Make an exact copy of each entry, leaving out every picture.
━━━ Exercise inputs
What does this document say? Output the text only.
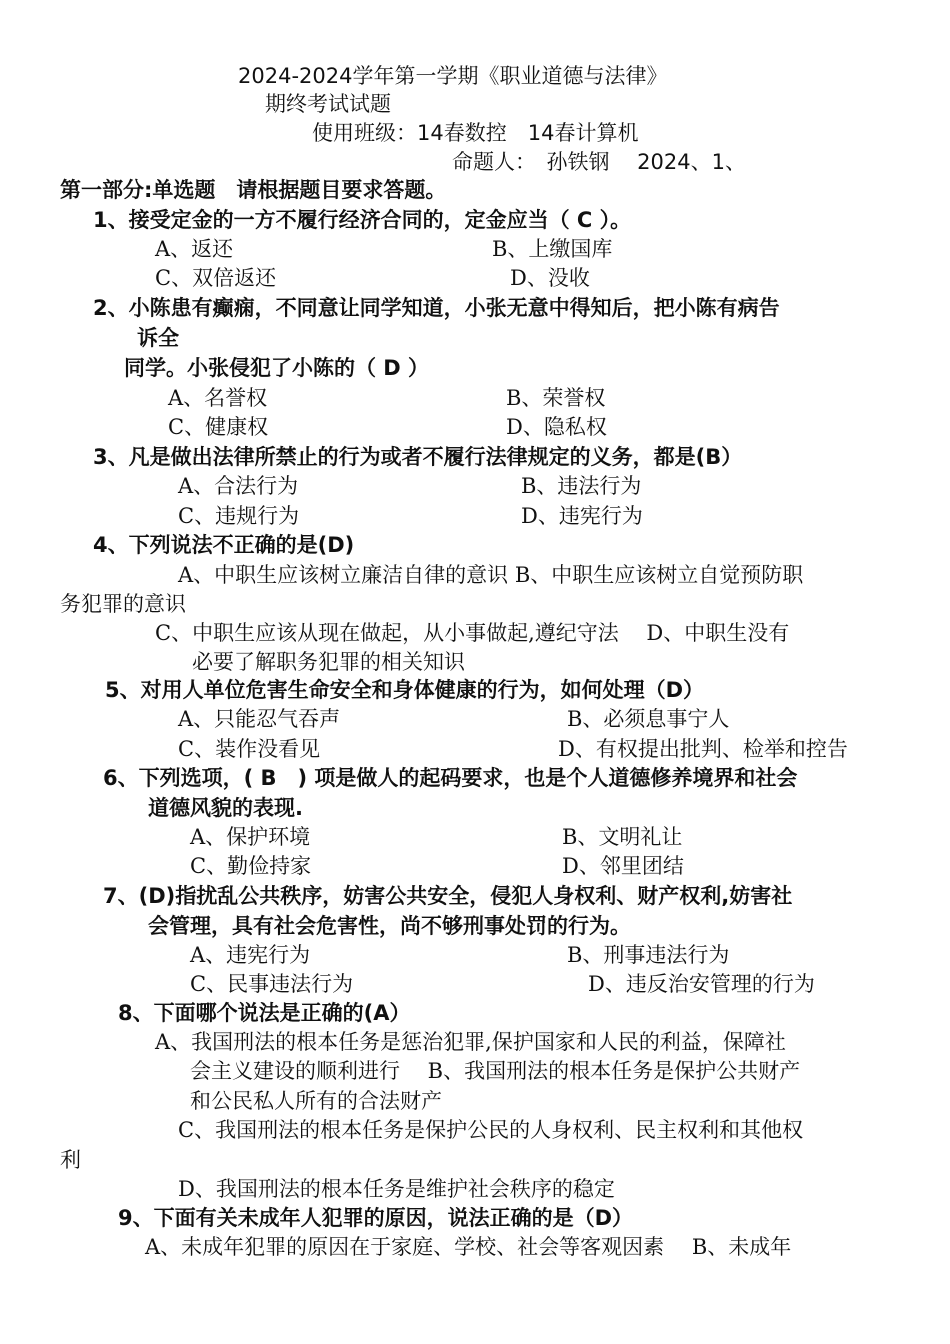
2024-2024学年第一学期《职业道德与法律》
期终考试试题
使用班级：14春数控　14春计算机
命题人：　孙铁钢　 2024、1、
第一部分:单选题　请根据题目要求答题。
1、接受定金的一方不履行经济合同的，定金应当（ C ）。
A、返还	B、上缴国库
C、双倍返还	D、没收
2、小陈患有癫痫，不同意让同学知道，小张无意中得知后，把小陈有病告
诉全
同学。小张侵犯了小陈的（ D ）
A、名誉权	B、荣誉权
C、健康权	D、隐私权
3、凡是做出法律所禁止的行为或者不履行法律规定的义务，都是(B）
A、合法行为	B、违法行为
C、违规行为	D、违宪行为
4、下列说法不正确的是(D)
A、中职生应该树立廉洁自律的意识 B、中职生应该树立自觉预防职
务犯罪的意识
C、中职生应该从现在做起，从小事做起,遵纪守法　 D、中职生没有
必要了解职务犯罪的相关知识
5、对用人单位危害生命安全和身体健康的行为，如何处理（D）
A、只能忍气吞声	B、必须息事宁人
C、装作没看见	D、有权提出批判、检举和控告
6、下列选项，( B　) 项是做人的起码要求，也是个人道德修养境界和社会
道德风貌的表现.
A、保护环境	B、文明礼让
C、勤俭持家	D、邻里团结
7、(D)指扰乱公共秩序，妨害公共安全，侵犯人身权利、财产权利,妨害社
会管理，具有社会危害性，尚不够刑事处罚的行为。
A、违宪行为	B、刑事违法行为
C、民事违法行为	D、违反治安管理的行为
8、下面哪个说法是正确的(A）
A、我国刑法的根本任务是惩治犯罪,保护国家和人民的利益，保障社
会主义建设的顺利进行　 B、我国刑法的根本任务是保护公共财产
和公民私人所有的合法财产
C、我国刑法的根本任务是保护公民的人身权利、民主权利和其他权
利
D、我国刑法的根本任务是维护社会秩序的稳定
9、下面有关未成年人犯罪的原因，说法正确的是（D）
A、未成年犯罪的原因在于家庭、学校、社会等客观因素　 B、未成年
━━━━━━
[Answer]:
What does this document say? Output the text only.
2024-2024学年第一学期《职业道德与法律》
期终考试试题
使用班级：14春数控　14春计算机
命题人：　孙铁钢　 2024、1、
第一部分:单选题　请根据题目要求答题。
1、接受定金的一方不履行经济合同的，定金应当（ C ）。
A、返还	B、上缴国库
C、双倍返还	D、没收
2、小陈患有癫痫，不同意让同学知道，小张无意中得知后，把小陈有病告
诉全
同学。小张侵犯了小陈的（ D ）
A、名誉权	B、荣誉权
C、健康权	D、隐私权
3、凡是做出法律所禁止的行为或者不履行法律规定的义务，都是(B）
A、合法行为	B、违法行为
C、违规行为	D、违宪行为
4、下列说法不正确的是(D)
A、中职生应该树立廉洁自律的意识 B、中职生应该树立自觉预防职
务犯罪的意识
C、中职生应该从现在做起，从小事做起,遵纪守法　 D、中职生没有
必要了解职务犯罪的相关知识
5、对用人单位危害生命安全和身体健康的行为，如何处理（D）
A、只能忍气吞声	B、必须息事宁人
C、装作没看见	D、有权提出批判、检举和控告
6、下列选项，( B　) 项是做人的起码要求，也是个人道德修养境界和社会
道德风貌的表现.
A、保护环境	B、文明礼让
C、勤俭持家	D、邻里团结
7、(D)指扰乱公共秩序，妨害公共安全，侵犯人身权利、财产权利,妨害社
会管理，具有社会危害性，尚不够刑事处罚的行为。
A、违宪行为	B、刑事违法行为
C、民事违法行为	D、违反治安管理的行为
8、下面哪个说法是正确的(A）
A、我国刑法的根本任务是惩治犯罪,保护国家和人民的利益，保障社
会主义建设的顺利进行　 B、我国刑法的根本任务是保护公共财产
和公民私人所有的合法财产
C、我国刑法的根本任务是保护公民的人身权利、民主权利和其他权
利
D、我国刑法的根本任务是维护社会秩序的稳定
9、下面有关未成年人犯罪的原因，说法正确的是（D）
A、未成年犯罪的原因在于家庭、学校、社会等客观因素　 B、未成年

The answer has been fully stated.